======== Data excerpts ========

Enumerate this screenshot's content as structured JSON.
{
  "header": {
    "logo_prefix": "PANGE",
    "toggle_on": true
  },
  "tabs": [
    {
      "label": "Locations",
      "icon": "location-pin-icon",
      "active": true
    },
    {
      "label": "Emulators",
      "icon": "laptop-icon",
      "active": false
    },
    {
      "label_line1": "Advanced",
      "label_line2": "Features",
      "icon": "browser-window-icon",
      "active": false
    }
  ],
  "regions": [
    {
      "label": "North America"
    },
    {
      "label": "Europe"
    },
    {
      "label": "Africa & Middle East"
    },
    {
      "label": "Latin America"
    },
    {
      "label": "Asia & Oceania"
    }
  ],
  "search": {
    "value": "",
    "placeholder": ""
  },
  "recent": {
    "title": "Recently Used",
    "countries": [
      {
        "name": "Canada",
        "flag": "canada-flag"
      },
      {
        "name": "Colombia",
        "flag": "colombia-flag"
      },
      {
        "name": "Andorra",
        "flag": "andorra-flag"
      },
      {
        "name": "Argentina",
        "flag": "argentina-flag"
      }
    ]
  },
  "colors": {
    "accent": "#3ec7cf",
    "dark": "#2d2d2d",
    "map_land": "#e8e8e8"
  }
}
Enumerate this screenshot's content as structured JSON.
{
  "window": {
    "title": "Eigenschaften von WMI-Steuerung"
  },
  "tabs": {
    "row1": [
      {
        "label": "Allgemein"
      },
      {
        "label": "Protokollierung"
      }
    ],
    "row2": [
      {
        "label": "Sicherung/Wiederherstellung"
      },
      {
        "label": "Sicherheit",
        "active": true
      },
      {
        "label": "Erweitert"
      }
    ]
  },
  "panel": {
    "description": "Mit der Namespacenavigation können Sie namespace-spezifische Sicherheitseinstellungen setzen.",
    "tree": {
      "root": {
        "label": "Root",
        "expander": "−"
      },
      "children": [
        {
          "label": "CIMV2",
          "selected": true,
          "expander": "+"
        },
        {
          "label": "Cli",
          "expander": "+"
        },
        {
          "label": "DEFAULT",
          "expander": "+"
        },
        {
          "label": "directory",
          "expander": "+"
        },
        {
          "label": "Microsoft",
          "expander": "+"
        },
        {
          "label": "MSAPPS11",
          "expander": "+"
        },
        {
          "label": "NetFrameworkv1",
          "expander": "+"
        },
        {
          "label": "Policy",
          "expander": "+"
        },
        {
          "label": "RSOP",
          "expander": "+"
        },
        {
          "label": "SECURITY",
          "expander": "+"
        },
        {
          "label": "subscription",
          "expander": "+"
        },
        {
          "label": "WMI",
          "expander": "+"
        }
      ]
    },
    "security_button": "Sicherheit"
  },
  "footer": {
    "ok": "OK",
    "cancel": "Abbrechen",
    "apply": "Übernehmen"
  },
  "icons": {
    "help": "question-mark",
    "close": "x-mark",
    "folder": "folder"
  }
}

========

◆ **Problem**
Copy each line of the data exactly, leaving nothing out.

◆ **Problem solution**
Enumerate this screenshot's content as structured JSON.
{
  "header": {
    "logo_prefix": "PANGE",
    "toggle_on": true
  },
  "tabs": [
    {
      "label": "Locations",
      "icon": "location-pin-icon",
      "active": true
    },
    {
      "label": "Emulators",
      "icon": "laptop-icon",
      "active": false
    },
    {
      "label_line1": "Advanced",
      "label_line2": "Features",
      "icon": "browser-window-icon",
      "active": false
    }
  ],
  "regions": [
    {
      "label": "North America"
    },
    {
      "label": "Europe"
    },
    {
      "label": "Africa & Middle East"
    },
    {
      "label": "Latin America"
    },
    {
      "label": "Asia & Oceania"
    }
  ],
  "search": {
    "value": "",
    "placeholder": ""
  },
  "recent": {
    "title": "Recently Used",
    "countries": [
      {
        "name": "Canada",
        "flag": "canada-flag"
      },
      {
        "name": "Colombia",
        "flag": "colombia-flag"
      },
      {
        "name": "Andorra",
        "flag": "andorra-flag"
      },
      {
        "name": "Argentina",
        "flag": "argentina-flag"
      }
    ]
  },
  "colors": {
    "accent": "#3ec7cf",
    "dark": "#2d2d2d",
    "map_land": "#e8e8e8"
  }
}
Enumerate this screenshot's content as structured JSON.
{
  "window": {
    "title": "Eigenschaften von WMI-Steuerung"
  },
  "tabs": {
    "row1": [
      {
        "label": "Allgemein"
      },
      {
        "label": "Protokollierung"
      }
    ],
    "row2": [
      {
        "label": "Sicherung/Wiederherstellung"
      },
      {
        "label": "Sicherheit",
        "active": true
      },
      {
        "label": "Erweitert"
      }
    ]
  },
  "panel": {
    "description": "Mit der Namespacenavigation können Sie namespace-spezifische Sicherheitseinstellungen setzen.",
    "tree": {
      "root": {
        "label": "Root",
        "expander": "−"
      },
      "children": [
        {
          "label": "CIMV2",
          "selected": true,
          "expander": "+"
        },
        {
          "label": "Cli",
          "expander": "+"
        },
        {
          "label": "DEFAULT",
          "expander": "+"
        },
        {
          "label": "directory",
          "expander": "+"
        },
        {
          "label": "Microsoft",
          "expander": "+"
        },
        {
          "label": "MSAPPS11",
          "expander": "+"
        },
        {
          "label": "NetFrameworkv1",
          "expander": "+"
        },
        {
          "label": "Policy",
          "expander": "+"
        },
        {
          "label": "RSOP",
          "expander": "+"
        },
        {
          "label": "SECURITY",
          "expander": "+"
        },
        {
          "label": "subscription",
          "expander": "+"
        },
        {
          "label": "WMI",
          "expander": "+"
        }
      ]
    },
    "security_button": "Sicherheit"
  },
  "footer": {
    "ok": "OK",
    "cancel": "Abbrechen",
    "apply": "Übernehmen"
  },
  "icons": {
    "help": "question-mark",
    "close": "x-mark",
    "folder": "folder"
  }
}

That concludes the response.